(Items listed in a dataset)
>> Start
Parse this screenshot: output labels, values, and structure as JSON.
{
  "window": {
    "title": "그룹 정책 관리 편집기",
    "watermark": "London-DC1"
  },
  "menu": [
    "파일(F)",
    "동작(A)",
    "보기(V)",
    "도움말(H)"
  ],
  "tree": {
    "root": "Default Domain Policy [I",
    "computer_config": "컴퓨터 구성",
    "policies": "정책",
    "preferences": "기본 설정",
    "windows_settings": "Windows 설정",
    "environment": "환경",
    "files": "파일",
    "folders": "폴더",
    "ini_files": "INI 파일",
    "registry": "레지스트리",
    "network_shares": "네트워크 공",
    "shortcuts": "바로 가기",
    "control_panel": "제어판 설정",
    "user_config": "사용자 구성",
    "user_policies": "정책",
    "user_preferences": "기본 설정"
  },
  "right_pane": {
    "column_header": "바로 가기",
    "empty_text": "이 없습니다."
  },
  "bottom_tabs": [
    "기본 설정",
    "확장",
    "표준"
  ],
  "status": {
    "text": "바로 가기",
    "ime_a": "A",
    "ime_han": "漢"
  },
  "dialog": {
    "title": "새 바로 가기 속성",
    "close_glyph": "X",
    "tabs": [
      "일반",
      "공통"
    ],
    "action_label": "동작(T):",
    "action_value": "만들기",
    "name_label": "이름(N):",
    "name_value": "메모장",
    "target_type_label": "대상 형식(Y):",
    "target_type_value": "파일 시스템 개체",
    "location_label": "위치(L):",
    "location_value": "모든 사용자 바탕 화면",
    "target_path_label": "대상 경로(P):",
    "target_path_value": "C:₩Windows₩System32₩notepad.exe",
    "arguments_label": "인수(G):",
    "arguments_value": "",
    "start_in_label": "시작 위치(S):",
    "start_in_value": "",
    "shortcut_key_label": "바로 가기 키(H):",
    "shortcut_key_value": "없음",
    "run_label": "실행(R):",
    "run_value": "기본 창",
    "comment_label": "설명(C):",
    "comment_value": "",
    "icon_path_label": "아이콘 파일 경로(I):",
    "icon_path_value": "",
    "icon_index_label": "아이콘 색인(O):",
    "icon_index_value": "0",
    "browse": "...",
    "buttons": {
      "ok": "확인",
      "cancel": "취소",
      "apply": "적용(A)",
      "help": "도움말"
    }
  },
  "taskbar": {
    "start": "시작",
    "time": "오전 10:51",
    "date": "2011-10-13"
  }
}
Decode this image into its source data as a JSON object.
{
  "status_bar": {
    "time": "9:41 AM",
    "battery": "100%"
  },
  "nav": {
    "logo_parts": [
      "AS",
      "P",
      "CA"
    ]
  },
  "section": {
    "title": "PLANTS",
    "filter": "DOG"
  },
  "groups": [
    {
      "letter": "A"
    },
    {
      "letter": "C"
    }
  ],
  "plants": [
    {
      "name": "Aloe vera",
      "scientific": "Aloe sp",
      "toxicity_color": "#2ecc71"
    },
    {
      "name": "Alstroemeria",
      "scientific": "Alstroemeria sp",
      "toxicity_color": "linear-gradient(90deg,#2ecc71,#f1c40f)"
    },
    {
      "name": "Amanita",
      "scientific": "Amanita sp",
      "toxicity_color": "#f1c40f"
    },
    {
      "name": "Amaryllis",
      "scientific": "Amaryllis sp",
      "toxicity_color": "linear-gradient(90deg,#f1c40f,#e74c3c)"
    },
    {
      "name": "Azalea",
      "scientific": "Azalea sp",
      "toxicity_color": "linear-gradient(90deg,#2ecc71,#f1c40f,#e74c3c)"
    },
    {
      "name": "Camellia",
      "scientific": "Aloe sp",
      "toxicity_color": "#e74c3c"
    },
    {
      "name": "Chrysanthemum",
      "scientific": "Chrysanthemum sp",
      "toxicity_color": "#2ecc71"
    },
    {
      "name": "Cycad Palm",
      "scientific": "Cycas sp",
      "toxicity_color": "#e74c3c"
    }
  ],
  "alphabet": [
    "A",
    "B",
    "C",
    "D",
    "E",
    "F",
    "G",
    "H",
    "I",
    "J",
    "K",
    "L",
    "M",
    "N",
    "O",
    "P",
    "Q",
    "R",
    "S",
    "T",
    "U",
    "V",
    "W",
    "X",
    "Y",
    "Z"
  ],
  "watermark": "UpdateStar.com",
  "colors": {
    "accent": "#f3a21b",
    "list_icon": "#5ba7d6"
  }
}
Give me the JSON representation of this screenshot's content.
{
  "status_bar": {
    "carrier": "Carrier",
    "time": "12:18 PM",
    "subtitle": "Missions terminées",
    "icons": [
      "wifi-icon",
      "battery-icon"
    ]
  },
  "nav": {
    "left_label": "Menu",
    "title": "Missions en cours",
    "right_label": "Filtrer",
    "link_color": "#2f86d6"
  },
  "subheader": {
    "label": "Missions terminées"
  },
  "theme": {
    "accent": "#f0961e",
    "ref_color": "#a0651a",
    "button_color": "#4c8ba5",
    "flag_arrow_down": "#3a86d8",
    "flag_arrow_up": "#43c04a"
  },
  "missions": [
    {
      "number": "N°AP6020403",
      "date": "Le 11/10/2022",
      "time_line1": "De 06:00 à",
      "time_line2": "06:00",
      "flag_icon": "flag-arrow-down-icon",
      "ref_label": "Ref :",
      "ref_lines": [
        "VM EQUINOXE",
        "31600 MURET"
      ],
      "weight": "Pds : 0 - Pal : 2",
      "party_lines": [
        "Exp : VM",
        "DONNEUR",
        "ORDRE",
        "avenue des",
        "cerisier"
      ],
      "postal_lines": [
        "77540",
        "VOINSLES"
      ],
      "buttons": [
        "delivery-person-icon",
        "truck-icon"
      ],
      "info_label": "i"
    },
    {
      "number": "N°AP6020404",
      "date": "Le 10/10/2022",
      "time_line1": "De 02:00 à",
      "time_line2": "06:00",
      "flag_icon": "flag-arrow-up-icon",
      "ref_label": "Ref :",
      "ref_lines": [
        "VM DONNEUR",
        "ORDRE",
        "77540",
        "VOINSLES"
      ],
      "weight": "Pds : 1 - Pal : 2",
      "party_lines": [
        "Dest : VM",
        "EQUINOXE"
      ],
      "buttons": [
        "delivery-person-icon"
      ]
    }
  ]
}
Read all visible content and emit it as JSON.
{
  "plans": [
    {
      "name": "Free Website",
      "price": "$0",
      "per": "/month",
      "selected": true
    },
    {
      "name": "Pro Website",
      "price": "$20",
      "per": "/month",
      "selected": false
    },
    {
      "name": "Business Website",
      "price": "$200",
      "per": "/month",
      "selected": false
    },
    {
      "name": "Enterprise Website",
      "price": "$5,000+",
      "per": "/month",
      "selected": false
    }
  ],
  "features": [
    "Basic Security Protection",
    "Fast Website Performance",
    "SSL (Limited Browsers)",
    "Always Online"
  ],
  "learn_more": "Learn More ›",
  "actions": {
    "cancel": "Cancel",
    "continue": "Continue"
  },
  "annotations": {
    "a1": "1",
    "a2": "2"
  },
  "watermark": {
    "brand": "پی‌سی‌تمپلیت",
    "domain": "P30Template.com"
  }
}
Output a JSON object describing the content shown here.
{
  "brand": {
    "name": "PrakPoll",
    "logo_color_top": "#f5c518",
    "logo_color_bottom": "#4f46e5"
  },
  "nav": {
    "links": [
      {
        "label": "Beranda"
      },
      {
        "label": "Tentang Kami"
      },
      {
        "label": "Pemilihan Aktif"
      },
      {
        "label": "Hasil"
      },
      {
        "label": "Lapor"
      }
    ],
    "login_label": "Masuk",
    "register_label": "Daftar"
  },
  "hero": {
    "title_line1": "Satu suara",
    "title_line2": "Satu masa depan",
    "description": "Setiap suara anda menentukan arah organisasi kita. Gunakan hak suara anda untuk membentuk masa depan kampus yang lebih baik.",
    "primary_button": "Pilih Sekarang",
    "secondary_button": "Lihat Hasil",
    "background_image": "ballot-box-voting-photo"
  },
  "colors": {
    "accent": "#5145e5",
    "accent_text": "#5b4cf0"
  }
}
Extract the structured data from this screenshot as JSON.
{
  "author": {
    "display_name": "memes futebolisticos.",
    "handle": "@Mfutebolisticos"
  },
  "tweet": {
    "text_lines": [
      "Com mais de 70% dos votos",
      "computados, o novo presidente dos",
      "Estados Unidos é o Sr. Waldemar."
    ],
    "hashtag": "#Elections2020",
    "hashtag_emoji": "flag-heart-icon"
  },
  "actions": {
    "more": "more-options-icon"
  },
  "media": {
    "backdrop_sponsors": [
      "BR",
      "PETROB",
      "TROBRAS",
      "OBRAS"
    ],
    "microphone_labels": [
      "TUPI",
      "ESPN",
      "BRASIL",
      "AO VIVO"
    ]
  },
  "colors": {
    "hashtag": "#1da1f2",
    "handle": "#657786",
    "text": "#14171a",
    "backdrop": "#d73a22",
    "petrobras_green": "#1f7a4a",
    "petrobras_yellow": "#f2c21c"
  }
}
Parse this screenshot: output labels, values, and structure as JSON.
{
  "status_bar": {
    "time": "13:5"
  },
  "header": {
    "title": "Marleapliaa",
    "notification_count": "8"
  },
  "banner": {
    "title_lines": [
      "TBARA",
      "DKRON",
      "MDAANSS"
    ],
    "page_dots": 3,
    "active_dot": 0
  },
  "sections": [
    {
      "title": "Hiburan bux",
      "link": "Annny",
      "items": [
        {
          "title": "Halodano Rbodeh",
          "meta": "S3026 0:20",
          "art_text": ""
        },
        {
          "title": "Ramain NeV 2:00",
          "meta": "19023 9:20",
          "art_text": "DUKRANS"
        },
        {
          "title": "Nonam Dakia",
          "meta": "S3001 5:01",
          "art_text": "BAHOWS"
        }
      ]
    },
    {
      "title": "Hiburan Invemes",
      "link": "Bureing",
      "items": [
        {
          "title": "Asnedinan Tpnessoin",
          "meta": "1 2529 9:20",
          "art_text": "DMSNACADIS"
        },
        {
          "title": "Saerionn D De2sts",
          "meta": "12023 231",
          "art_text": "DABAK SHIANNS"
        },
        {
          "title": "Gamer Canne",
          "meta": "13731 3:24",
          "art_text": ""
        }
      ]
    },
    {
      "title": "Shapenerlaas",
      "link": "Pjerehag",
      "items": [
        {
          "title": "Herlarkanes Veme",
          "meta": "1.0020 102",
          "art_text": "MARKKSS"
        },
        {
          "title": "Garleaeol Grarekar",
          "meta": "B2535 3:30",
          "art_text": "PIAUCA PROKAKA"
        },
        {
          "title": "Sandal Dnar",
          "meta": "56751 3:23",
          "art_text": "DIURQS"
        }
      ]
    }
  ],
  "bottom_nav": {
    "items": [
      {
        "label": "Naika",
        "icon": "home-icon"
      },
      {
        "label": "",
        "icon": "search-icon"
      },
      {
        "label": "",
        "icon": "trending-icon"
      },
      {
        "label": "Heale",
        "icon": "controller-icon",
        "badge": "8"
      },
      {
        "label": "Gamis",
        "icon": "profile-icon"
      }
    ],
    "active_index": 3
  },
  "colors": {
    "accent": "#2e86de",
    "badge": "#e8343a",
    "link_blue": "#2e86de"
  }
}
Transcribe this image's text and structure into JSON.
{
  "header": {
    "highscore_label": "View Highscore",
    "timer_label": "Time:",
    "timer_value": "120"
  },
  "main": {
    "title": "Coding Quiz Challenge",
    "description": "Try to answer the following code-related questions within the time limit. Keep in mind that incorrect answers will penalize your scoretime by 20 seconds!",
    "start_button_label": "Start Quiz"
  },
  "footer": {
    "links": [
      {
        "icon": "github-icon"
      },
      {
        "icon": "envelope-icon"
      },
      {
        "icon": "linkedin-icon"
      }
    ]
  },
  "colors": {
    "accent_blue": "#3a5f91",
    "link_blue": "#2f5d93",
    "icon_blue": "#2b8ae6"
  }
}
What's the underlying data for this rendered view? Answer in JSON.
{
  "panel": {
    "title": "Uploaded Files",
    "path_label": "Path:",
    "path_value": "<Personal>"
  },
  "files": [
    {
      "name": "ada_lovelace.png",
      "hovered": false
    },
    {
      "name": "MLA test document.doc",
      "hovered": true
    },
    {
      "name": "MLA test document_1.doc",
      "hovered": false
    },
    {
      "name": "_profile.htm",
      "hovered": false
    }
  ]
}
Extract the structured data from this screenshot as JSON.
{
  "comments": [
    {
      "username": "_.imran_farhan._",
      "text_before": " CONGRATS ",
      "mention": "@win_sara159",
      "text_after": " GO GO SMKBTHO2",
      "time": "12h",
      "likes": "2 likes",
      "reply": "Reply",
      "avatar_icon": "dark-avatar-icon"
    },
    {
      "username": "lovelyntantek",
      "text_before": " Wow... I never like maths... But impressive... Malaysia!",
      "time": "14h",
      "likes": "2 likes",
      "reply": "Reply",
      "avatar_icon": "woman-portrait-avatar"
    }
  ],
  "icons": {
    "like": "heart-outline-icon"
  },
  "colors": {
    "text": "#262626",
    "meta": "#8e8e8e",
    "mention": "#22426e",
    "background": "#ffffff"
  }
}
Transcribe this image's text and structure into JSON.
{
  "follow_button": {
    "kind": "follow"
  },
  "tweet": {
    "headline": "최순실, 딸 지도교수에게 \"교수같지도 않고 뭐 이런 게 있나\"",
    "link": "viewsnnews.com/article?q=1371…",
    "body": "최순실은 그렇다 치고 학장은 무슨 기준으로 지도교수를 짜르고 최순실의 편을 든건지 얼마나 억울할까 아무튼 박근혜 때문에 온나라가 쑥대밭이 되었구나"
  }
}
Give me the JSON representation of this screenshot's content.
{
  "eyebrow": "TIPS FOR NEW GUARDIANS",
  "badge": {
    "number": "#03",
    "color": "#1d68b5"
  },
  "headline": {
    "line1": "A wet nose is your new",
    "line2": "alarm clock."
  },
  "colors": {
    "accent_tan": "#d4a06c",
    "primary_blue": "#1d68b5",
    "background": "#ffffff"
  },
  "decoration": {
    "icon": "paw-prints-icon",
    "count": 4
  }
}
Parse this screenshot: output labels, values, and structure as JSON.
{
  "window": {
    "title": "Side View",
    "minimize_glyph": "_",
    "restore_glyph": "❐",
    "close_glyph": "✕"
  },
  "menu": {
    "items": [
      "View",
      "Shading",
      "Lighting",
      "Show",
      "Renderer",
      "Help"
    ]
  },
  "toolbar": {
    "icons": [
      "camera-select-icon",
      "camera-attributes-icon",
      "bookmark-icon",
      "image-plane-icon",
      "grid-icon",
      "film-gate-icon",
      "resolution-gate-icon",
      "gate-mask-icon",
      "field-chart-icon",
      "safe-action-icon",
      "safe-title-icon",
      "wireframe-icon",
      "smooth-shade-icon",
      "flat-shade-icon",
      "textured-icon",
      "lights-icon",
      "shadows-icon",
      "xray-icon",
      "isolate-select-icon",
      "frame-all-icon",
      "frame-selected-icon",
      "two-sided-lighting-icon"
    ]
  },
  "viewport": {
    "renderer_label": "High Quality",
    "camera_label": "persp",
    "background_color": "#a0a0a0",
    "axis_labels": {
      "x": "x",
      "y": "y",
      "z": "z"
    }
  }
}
>> End
# Task to complete
Tally up the lines of the listing containing the word "watermark". Give only the total.

# Task output
3